[Stored items from a collection]
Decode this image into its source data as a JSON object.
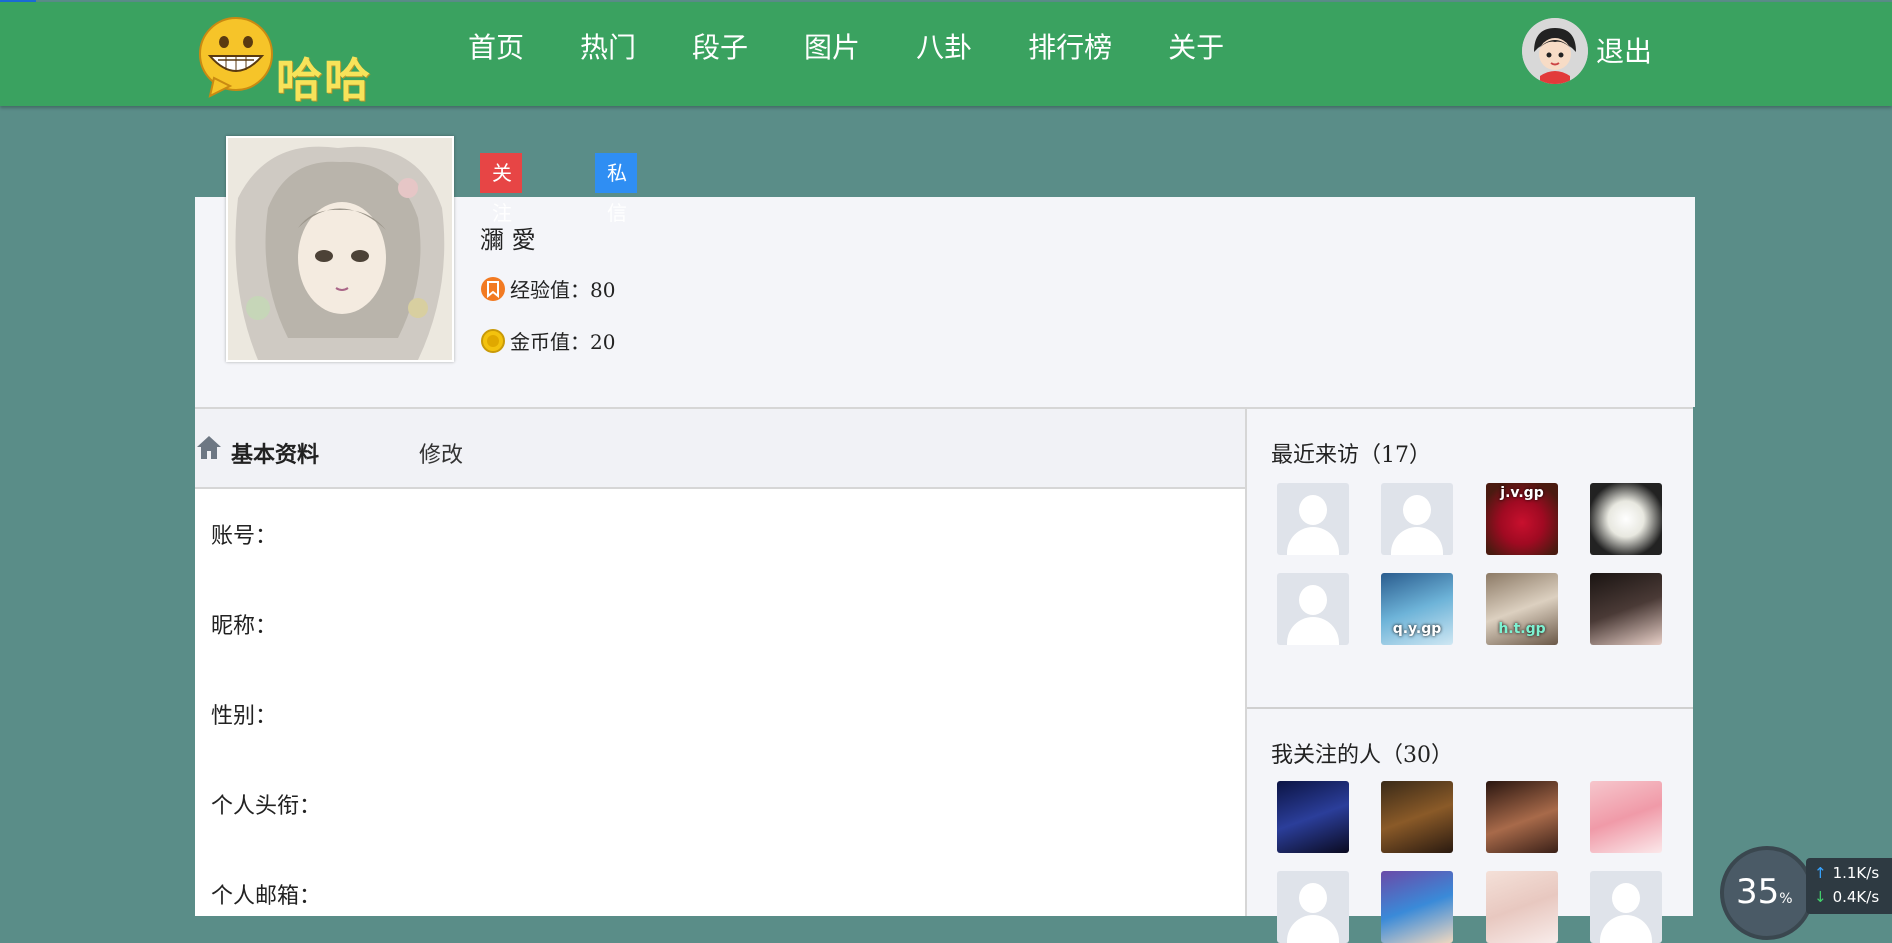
{
  "header": {
    "logo_text": "哈哈",
    "nav": [
      "首页",
      "热门",
      "段子",
      "图片",
      "八卦",
      "排行榜",
      "关于"
    ],
    "logout_label": "退出"
  },
  "profile": {
    "follow_label": "关注",
    "message_label": "私信",
    "username": "瀰 愛",
    "experience_text": "经验值：80",
    "coins_text": "金币值：20"
  },
  "tabs": {
    "basic_info": "基本资料",
    "edit": "修改"
  },
  "fields": [
    "账号：",
    "昵称：",
    "性别：",
    "个人头衔：",
    "个人邮箱："
  ],
  "sidebar": {
    "visitors_title": "最近来访（17）",
    "following_title": "我关注的人（30）",
    "visitor_watermarks": [
      "",
      "",
      "j.v.gp",
      "",
      "",
      "q.y.gp",
      "h.t.gp",
      ""
    ]
  },
  "speed_widget": {
    "percent": "35",
    "percent_unit": "%",
    "upload": "1.1K/s",
    "download": "0.4K/s"
  },
  "colors": {
    "header_bg": "#3aa260",
    "page_bg": "#5a8d88",
    "follow_button": "#e74545",
    "message_button": "#2f8ef3"
  }
}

* _Work to do_
Pictures are excluded; output everything else in the data verbatim.

* _Correct response_
Decode this image into its source data as a JSON object.
{
  "header": {
    "logo_text": "哈哈",
    "nav": [
      "首页",
      "热门",
      "段子",
      "图片",
      "八卦",
      "排行榜",
      "关于"
    ],
    "logout_label": "退出"
  },
  "profile": {
    "follow_label": "关注",
    "message_label": "私信",
    "username": "瀰 愛",
    "experience_text": "经验值：80",
    "coins_text": "金币值：20"
  },
  "tabs": {
    "basic_info": "基本资料",
    "edit": "修改"
  },
  "fields": [
    "账号：",
    "昵称：",
    "性别：",
    "个人头衔：",
    "个人邮箱："
  ],
  "sidebar": {
    "visitors_title": "最近来访（17）",
    "following_title": "我关注的人（30）",
    "visitor_watermarks": [
      "",
      "",
      "j.v.gp",
      "",
      "",
      "q.y.gp",
      "h.t.gp",
      ""
    ]
  },
  "speed_widget": {
    "percent": "35",
    "percent_unit": "%",
    "upload": "1.1K/s",
    "download": "0.4K/s"
  },
  "colors": {
    "header_bg": "#3aa260",
    "page_bg": "#5a8d88",
    "follow_button": "#e74545",
    "message_button": "#2f8ef3"
  }
}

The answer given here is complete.